What the task requires
Copy each line of the material below that includes the string "autoři".

## begin Input material

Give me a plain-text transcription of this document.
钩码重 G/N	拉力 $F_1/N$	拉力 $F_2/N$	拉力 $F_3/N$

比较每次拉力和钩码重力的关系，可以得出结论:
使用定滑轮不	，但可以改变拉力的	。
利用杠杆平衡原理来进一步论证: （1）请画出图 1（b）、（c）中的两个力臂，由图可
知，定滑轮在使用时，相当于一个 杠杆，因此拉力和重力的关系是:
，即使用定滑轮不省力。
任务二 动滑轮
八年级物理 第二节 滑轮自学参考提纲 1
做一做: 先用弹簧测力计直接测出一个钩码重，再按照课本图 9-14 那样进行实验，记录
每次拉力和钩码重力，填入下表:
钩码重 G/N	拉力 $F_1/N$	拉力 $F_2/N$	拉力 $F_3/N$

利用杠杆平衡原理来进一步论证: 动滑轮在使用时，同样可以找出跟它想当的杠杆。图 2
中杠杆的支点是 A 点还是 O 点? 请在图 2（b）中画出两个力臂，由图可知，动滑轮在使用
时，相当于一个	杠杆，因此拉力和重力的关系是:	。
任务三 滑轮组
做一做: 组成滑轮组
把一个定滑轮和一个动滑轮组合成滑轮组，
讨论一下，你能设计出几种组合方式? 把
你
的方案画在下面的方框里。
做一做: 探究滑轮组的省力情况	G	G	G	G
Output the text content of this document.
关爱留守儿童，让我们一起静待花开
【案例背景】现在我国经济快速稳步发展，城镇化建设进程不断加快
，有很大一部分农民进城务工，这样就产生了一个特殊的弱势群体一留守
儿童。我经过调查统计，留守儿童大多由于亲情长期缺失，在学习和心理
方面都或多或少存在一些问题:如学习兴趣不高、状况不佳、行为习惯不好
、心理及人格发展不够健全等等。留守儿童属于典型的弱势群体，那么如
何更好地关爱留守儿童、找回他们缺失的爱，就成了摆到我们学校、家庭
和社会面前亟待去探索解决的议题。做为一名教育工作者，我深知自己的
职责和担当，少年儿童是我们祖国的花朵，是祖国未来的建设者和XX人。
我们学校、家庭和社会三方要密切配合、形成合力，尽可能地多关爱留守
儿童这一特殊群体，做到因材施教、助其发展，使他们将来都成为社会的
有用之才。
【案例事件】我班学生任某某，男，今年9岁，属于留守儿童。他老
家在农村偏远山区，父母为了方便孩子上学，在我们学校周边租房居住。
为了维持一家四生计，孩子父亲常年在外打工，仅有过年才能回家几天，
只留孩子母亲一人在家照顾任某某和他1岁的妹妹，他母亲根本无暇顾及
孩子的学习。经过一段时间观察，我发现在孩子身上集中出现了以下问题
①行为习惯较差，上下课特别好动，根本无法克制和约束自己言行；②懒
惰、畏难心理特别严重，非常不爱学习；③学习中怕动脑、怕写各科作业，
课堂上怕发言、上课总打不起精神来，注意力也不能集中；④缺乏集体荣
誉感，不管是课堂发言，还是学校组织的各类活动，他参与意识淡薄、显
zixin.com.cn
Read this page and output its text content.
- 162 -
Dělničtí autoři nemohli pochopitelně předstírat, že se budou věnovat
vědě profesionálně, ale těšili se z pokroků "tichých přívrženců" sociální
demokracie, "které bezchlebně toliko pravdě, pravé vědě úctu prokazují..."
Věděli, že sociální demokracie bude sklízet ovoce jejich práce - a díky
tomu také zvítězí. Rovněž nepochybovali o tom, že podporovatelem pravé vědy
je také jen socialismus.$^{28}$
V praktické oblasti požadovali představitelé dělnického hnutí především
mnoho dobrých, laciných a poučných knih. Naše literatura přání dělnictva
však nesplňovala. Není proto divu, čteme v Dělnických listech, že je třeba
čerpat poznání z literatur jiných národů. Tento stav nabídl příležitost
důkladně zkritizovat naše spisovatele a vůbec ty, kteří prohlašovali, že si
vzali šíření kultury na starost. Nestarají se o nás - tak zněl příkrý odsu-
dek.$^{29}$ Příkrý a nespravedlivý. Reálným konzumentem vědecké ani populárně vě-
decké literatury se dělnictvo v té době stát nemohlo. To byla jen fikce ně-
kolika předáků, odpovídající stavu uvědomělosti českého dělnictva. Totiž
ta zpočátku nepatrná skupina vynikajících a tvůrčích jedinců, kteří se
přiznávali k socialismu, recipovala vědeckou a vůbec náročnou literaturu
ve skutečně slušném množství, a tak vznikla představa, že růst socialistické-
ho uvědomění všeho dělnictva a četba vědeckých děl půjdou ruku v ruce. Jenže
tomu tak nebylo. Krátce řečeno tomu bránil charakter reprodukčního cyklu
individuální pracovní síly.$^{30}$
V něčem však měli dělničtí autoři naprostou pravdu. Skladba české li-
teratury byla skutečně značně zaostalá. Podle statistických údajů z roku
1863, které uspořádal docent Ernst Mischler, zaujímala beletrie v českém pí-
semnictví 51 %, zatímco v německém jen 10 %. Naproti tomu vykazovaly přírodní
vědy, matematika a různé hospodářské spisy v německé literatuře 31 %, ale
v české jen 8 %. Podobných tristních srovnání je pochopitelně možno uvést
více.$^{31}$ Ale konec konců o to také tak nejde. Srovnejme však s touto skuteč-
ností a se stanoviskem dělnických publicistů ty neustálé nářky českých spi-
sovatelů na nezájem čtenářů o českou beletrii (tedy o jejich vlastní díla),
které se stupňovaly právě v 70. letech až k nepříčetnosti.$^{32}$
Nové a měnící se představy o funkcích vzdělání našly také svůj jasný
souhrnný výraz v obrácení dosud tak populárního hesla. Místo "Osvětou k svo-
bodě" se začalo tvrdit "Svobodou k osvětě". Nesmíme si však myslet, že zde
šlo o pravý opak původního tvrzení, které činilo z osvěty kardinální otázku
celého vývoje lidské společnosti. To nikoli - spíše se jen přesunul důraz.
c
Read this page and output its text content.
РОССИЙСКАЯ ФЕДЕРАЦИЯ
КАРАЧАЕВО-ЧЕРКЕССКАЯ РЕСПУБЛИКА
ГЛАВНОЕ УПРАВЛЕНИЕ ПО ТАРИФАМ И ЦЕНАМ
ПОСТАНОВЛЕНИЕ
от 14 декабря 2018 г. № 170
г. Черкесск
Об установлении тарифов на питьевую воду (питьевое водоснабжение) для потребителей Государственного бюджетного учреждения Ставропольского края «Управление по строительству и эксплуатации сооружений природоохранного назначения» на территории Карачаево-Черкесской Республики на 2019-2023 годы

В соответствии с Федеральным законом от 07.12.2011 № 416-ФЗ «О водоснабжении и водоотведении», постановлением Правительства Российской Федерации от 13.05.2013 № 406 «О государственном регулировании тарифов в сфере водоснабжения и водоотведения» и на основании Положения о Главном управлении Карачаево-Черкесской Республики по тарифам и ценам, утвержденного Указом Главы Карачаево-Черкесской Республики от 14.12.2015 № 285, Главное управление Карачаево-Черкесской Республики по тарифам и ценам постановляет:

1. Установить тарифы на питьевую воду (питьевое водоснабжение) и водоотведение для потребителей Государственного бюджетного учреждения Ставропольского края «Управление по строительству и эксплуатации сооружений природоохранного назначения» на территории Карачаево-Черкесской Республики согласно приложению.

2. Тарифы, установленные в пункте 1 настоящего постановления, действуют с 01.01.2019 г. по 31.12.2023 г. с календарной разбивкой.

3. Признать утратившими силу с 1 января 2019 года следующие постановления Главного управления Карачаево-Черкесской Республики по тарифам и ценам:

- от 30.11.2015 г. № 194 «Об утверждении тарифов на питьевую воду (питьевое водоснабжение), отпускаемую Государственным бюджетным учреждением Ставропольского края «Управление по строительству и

## end Input material

Expected answer
Dělničtí autoři nemohli pochopitelně předstírat, že se budou věnovat
V něčem však měli dělničtí autoři naprostou pravdu. Skladba české li-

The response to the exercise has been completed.